Your output must hold every entry exactly as written and none of the pictures.

*** SUPPLIED ENTRIES Section Begins ***

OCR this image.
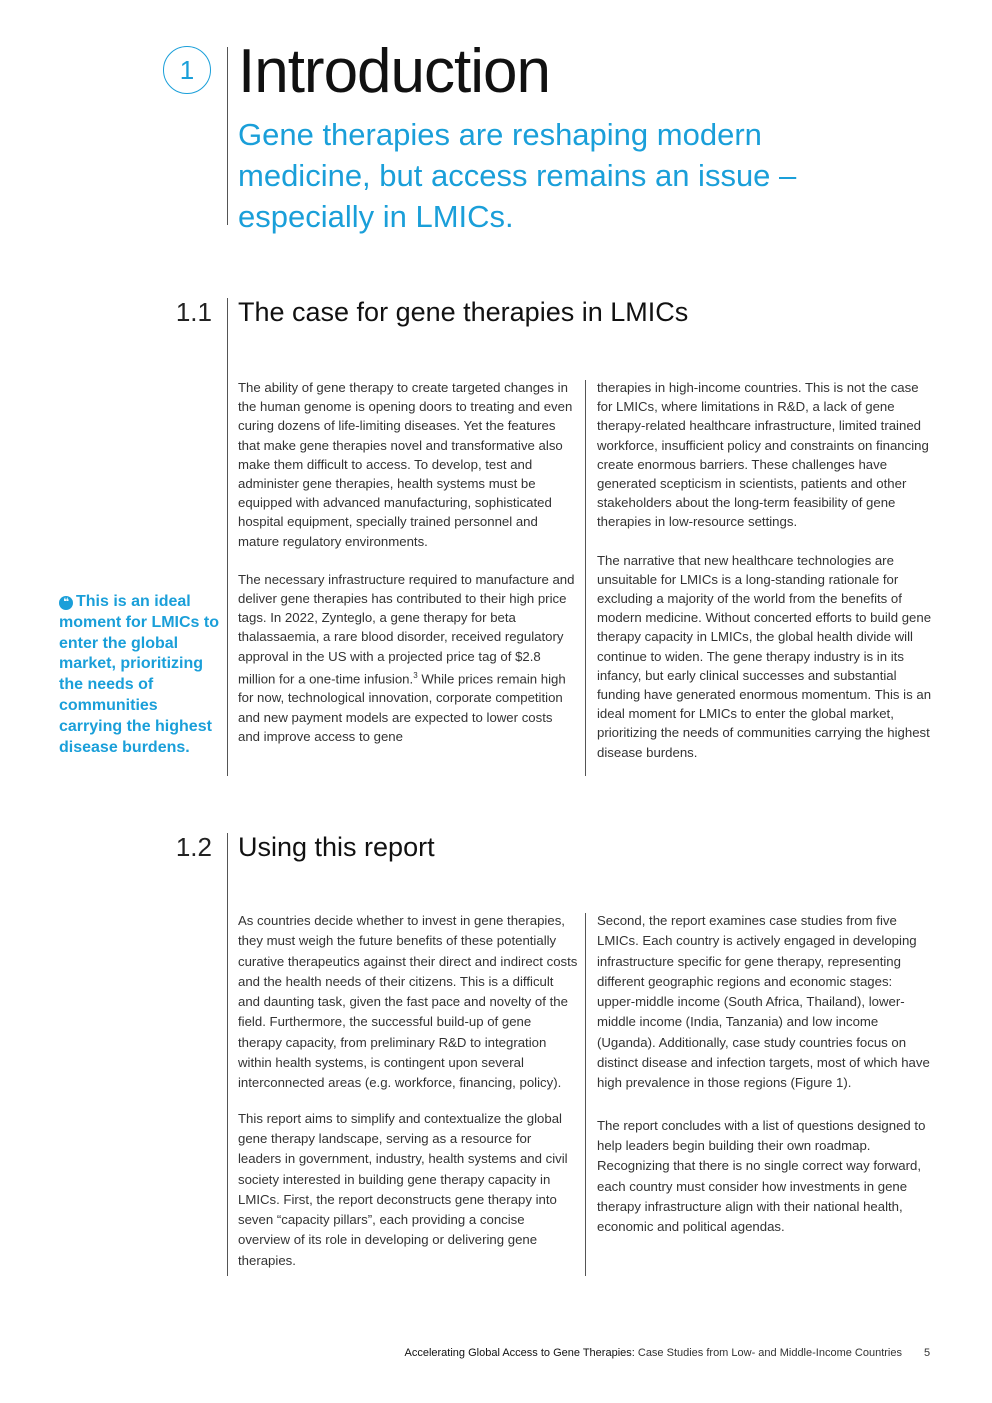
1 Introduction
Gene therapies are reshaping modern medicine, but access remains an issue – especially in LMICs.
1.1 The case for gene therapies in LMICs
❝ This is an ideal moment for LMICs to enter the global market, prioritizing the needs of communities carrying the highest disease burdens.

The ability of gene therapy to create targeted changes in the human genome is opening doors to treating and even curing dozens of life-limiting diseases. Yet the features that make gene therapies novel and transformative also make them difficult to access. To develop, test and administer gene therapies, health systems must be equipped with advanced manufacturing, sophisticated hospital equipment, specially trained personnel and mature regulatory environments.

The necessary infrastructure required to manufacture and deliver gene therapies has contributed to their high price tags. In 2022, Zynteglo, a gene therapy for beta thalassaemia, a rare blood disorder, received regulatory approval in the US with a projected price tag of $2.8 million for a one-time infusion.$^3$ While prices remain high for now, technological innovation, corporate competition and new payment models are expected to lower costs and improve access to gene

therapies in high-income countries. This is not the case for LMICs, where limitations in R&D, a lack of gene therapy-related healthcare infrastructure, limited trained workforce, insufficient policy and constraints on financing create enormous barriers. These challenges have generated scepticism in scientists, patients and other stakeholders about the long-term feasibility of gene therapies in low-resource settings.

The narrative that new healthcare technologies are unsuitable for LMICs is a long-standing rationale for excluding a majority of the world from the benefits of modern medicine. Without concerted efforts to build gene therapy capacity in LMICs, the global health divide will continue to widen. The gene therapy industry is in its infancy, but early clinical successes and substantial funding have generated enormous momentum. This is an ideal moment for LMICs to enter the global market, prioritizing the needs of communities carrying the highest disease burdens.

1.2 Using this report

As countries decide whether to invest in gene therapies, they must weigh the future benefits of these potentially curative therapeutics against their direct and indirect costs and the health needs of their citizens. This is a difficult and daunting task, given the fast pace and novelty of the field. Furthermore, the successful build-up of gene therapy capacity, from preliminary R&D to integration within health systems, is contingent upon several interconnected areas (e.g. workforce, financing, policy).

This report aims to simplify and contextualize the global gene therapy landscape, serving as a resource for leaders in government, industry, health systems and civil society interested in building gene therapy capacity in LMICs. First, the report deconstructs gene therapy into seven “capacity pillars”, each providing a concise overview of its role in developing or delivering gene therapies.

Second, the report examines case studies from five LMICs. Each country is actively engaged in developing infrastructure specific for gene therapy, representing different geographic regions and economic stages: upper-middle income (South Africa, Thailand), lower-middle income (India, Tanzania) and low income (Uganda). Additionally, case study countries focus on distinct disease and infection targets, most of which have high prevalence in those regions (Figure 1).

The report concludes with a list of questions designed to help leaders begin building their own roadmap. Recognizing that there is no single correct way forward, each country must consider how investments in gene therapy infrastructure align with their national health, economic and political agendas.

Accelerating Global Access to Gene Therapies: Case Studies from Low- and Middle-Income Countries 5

*** SUPPLIED ENTRIES Section Ends ***

• _EXERCISE RESPONSE_
OCR this image.
1 Introduction
Gene therapies are reshaping modern medicine, but access remains an issue – especially in LMICs.
1.1 The case for gene therapies in LMICs
❝ This is an ideal moment for LMICs to enter the global market, prioritizing the needs of communities carrying the highest disease burdens.

The ability of gene therapy to create targeted changes in the human genome is opening doors to treating and even curing dozens of life-limiting diseases. Yet the features that make gene therapies novel and transformative also make them difficult to access. To develop, test and administer gene therapies, health systems must be equipped with advanced manufacturing, sophisticated hospital equipment, specially trained personnel and mature regulatory environments.

The necessary infrastructure required to manufacture and deliver gene therapies has contributed to their high price tags. In 2022, Zynteglo, a gene therapy for beta thalassaemia, a rare blood disorder, received regulatory approval in the US with a projected price tag of $2.8 million for a one-time infusion.$^3$ While prices remain high for now, technological innovation, corporate competition and new payment models are expected to lower costs and improve access to gene

therapies in high-income countries. This is not the case for LMICs, where limitations in R&D, a lack of gene therapy-related healthcare infrastructure, limited trained workforce, insufficient policy and constraints on financing create enormous barriers. These challenges have generated scepticism in scientists, patients and other stakeholders about the long-term feasibility of gene therapies in low-resource settings.

The narrative that new healthcare technologies are unsuitable for LMICs is a long-standing rationale for excluding a majority of the world from the benefits of modern medicine. Without concerted efforts to build gene therapy capacity in LMICs, the global health divide will continue to widen. The gene therapy industry is in its infancy, but early clinical successes and substantial funding have generated enormous momentum. This is an ideal moment for LMICs to enter the global market, prioritizing the needs of communities carrying the highest disease burdens.

1.2 Using this report

As countries decide whether to invest in gene therapies, they must weigh the future benefits of these potentially curative therapeutics against their direct and indirect costs and the health needs of their citizens. This is a difficult and daunting task, given the fast pace and novelty of the field. Furthermore, the successful build-up of gene therapy capacity, from preliminary R&D to integration within health systems, is contingent upon several interconnected areas (e.g. workforce, financing, policy).

This report aims to simplify and contextualize the global gene therapy landscape, serving as a resource for leaders in government, industry, health systems and civil society interested in building gene therapy capacity in LMICs. First, the report deconstructs gene therapy into seven “capacity pillars”, each providing a concise overview of its role in developing or delivering gene therapies.

Second, the report examines case studies from five LMICs. Each country is actively engaged in developing infrastructure specific for gene therapy, representing different geographic regions and economic stages: upper-middle income (South Africa, Thailand), lower-middle income (India, Tanzania) and low income (Uganda). Additionally, case study countries focus on distinct disease and infection targets, most of which have high prevalence in those regions (Figure 1).

The report concludes with a list of questions designed to help leaders begin building their own roadmap. Recognizing that there is no single correct way forward, each country must consider how investments in gene therapy infrastructure align with their national health, economic and political agendas.

Accelerating Global Access to Gene Therapies: Case Studies from Low- and Middle-Income Countries 5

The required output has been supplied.